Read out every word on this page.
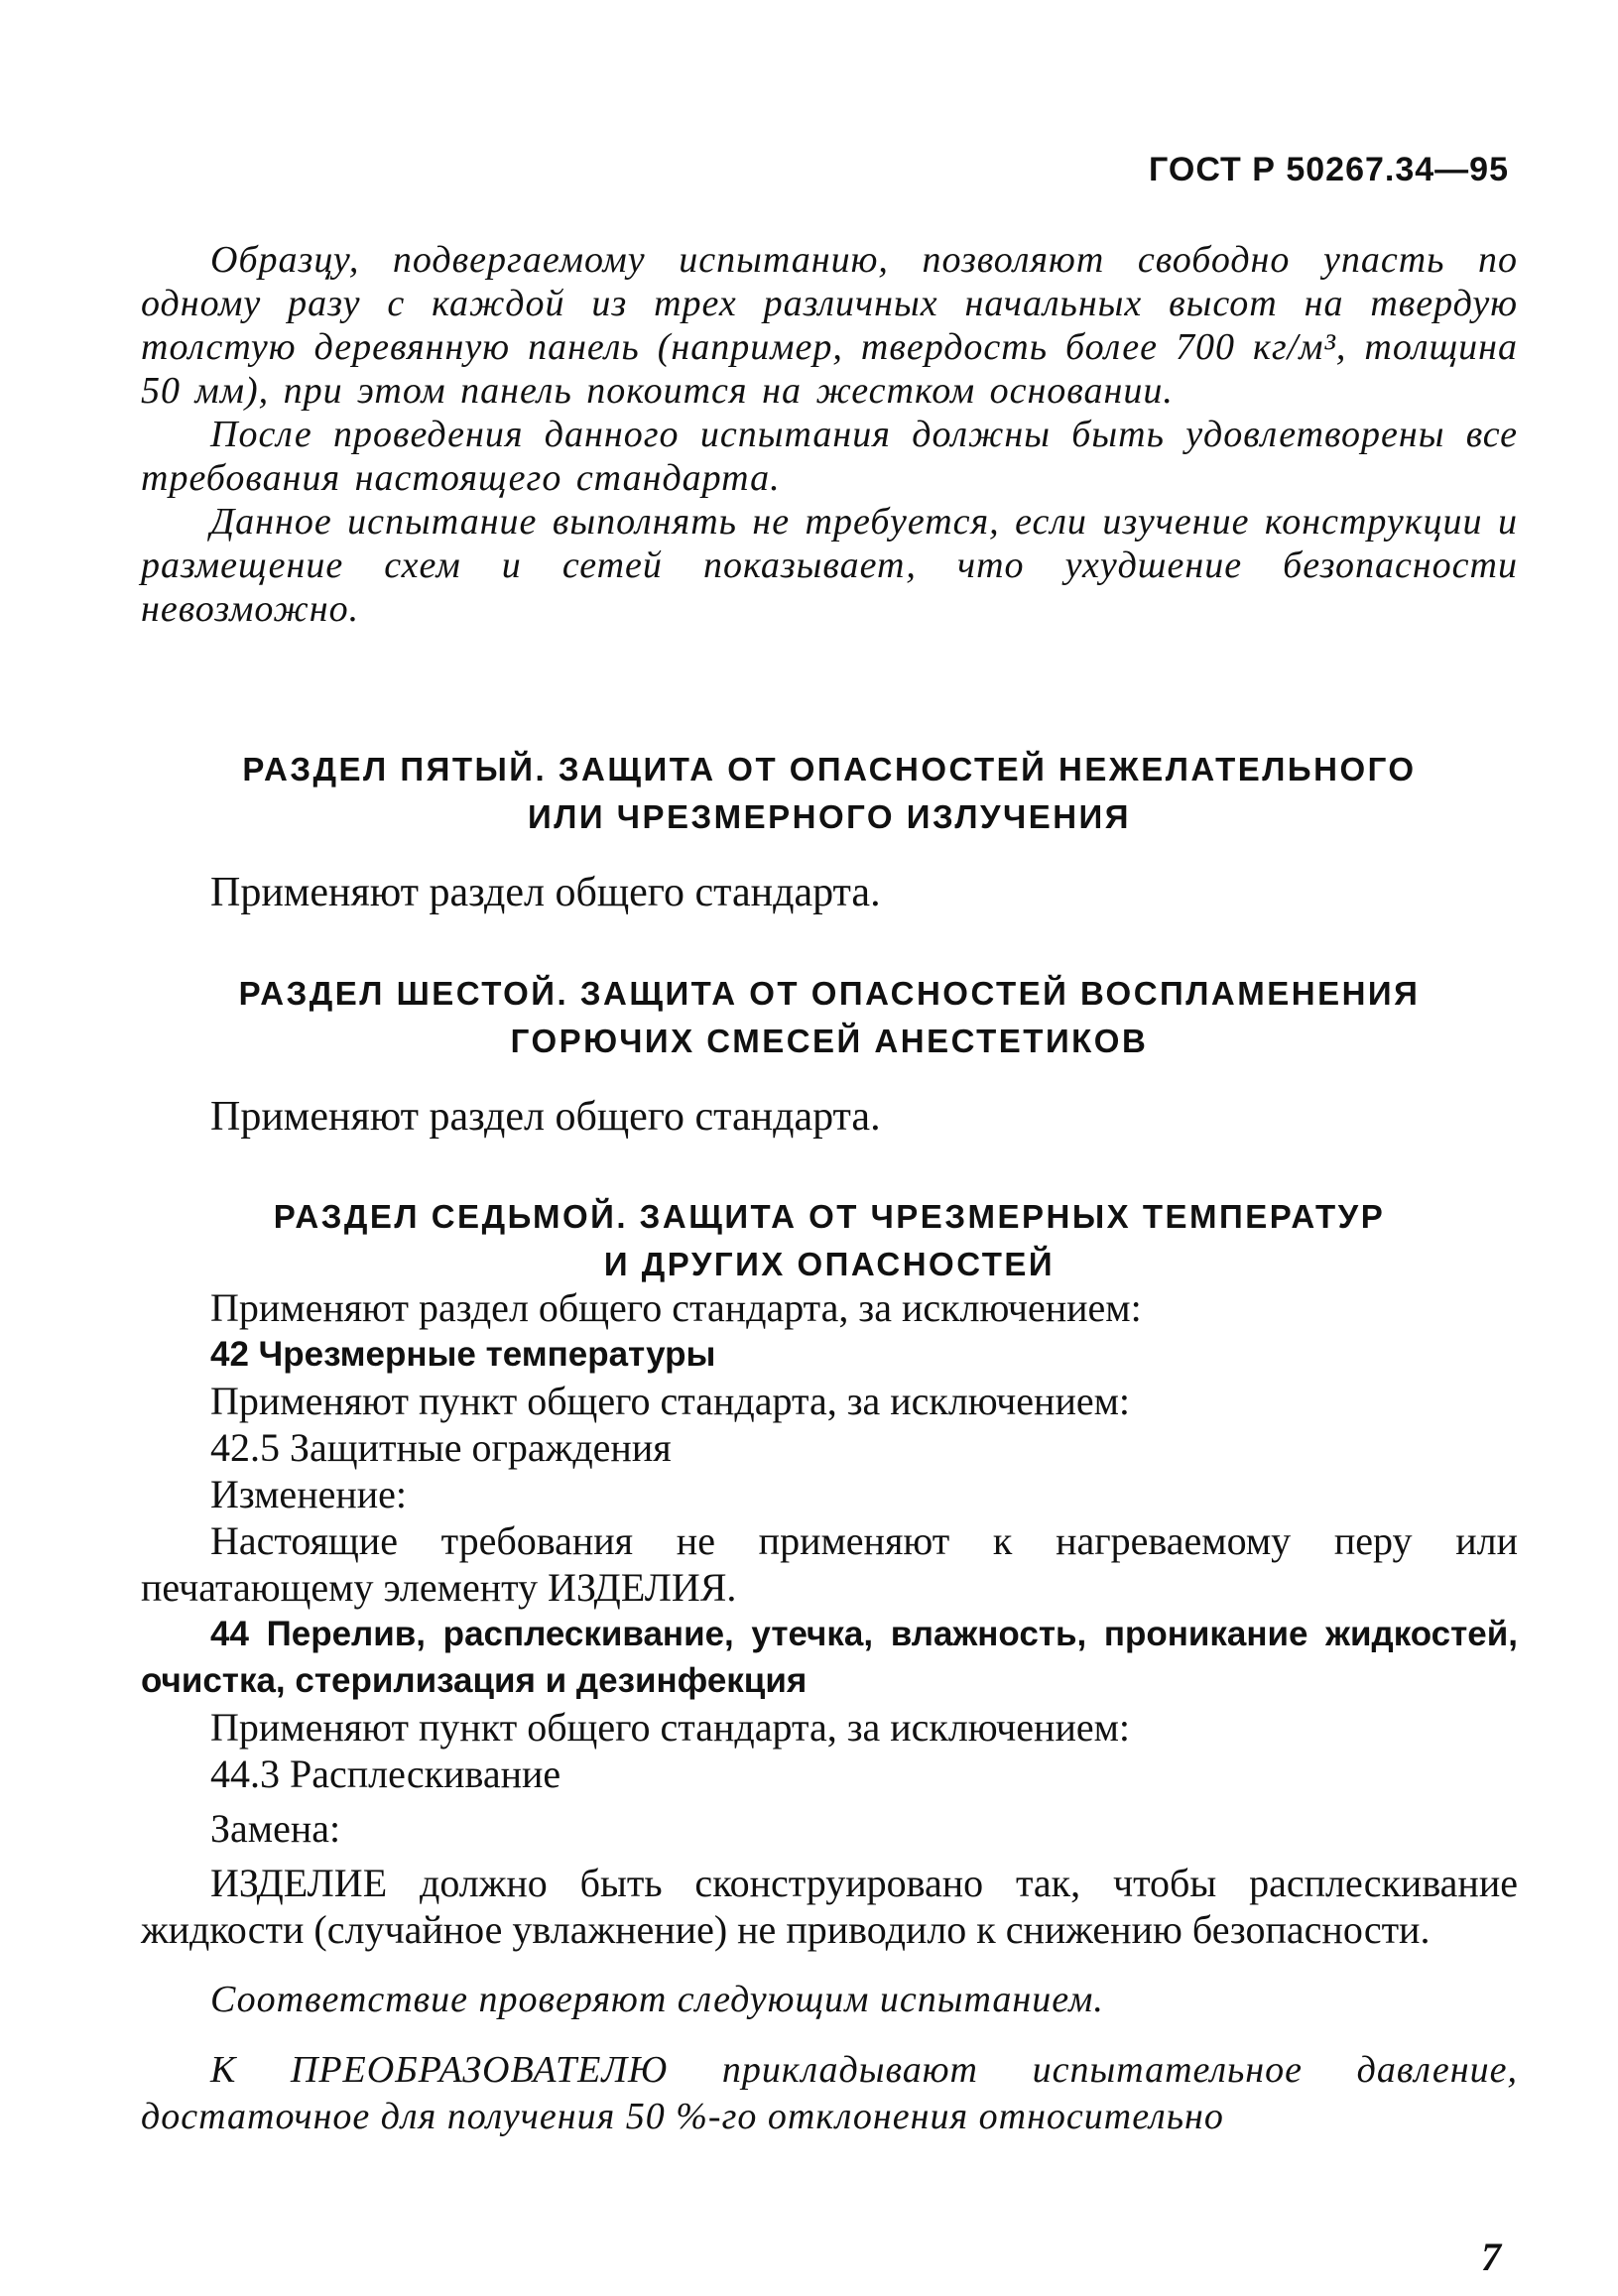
ГОСТ Р 50267.34—95

Образцу, подвергаемому испытанию, позволяют свободно упасть по одному разу с каждой из трех различных начальных высот на твердую толстую деревянную панель (например, твердость более 700 кг/м³, толщина 50 мм), при этом панель покоится на жестком основании.

После проведения данного испытания должны быть удовлетворены все требования настоящего стандарта.

Данное испытание выполнять не требуется, если изучение конструкции и размещение схем и сетей показывает, что ухудшение безопасности невозможно.

РАЗДЕЛ ПЯТЫЙ. ЗАЩИТА ОТ ОПАСНОСТЕЙ НЕЖЕЛАТЕЛЬНОГО
ИЛИ ЧРЕЗМЕРНОГО ИЗЛУЧЕНИЯ
Применяют раздел общего стандарта.
РАЗДЕЛ ШЕСТОЙ. ЗАЩИТА ОТ ОПАСНОСТЕЙ ВОСПЛАМЕНЕНИЯ
ГОРЮЧИХ СМЕСЕЙ АНЕСТЕТИКОВ
Применяют раздел общего стандарта.
РАЗДЕЛ СЕДЬМОЙ. ЗАЩИТА ОТ ЧРЕЗМЕРНЫХ ТЕМПЕРАТУР
И ДРУГИХ ОПАСНОСТЕЙ
Применяют раздел общего стандарта, за исключением:
42 Чрезмерные температуры
Применяют пункт общего стандарта, за исключением:
42.5 Защитные ограждения
Изменение:
Настоящие требования не применяют к нагреваемому перу или печатающему элементу ИЗДЕЛИЯ.
44 Перелив, расплескивание, утечка, влажность, проникание жидкостей, очистка, стерилизация и дезинфекция
Применяют пункт общего стандарта, за исключением:
44.3 Расплескивание
Замена:
ИЗДЕЛИЕ должно быть сконструировано так, чтобы расплескивание жидкости (случайное увлажнение) не приводило к снижению безопасности.
Соответствие проверяют следующим испытанием.
К ПРЕОБРАЗОВАТЕЛЮ прикладывают испытательное давление, достаточное для получения 50 %-го отклонения относительно
7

· · · · · · ·

Given task
Extract the text of all the records above verbatim, excluding pictures.

Exercise result
Read out every word on this page.
ГОСТ Р 50267.34—95

Образцу, подвергаемому испытанию, позволяют свободно упасть по одному разу с каждой из трех различных начальных высот на твердую толстую деревянную панель (например, твердость более 700 кг/м³, толщина 50 мм), при этом панель покоится на жестком основании.

После проведения данного испытания должны быть удовлетворены все требования настоящего стандарта.

Данное испытание выполнять не требуется, если изучение конструкции и размещение схем и сетей показывает, что ухудшение безопасности невозможно.

РАЗДЕЛ ПЯТЫЙ. ЗАЩИТА ОТ ОПАСНОСТЕЙ НЕЖЕЛАТЕЛЬНОГО
ИЛИ ЧРЕЗМЕРНОГО ИЗЛУЧЕНИЯ
Применяют раздел общего стандарта.
РАЗДЕЛ ШЕСТОЙ. ЗАЩИТА ОТ ОПАСНОСТЕЙ ВОСПЛАМЕНЕНИЯ
ГОРЮЧИХ СМЕСЕЙ АНЕСТЕТИКОВ
Применяют раздел общего стандарта.
РАЗДЕЛ СЕДЬМОЙ. ЗАЩИТА ОТ ЧРЕЗМЕРНЫХ ТЕМПЕРАТУР
И ДРУГИХ ОПАСНОСТЕЙ
Применяют раздел общего стандарта, за исключением:
42 Чрезмерные температуры
Применяют пункт общего стандарта, за исключением:
42.5 Защитные ограждения
Изменение:
Настоящие требования не применяют к нагреваемому перу или печатающему элементу ИЗДЕЛИЯ.
44 Перелив, расплескивание, утечка, влажность, проникание жидкостей, очистка, стерилизация и дезинфекция
Применяют пункт общего стандарта, за исключением:
44.3 Расплескивание
Замена:
ИЗДЕЛИЕ должно быть сконструировано так, чтобы расплескивание жидкости (случайное увлажнение) не приводило к снижению безопасности.
Соответствие проверяют следующим испытанием.
К ПРЕОБРАЗОВАТЕЛЮ прикладывают испытательное давление, достаточное для получения 50 %-го отклонения относительно
7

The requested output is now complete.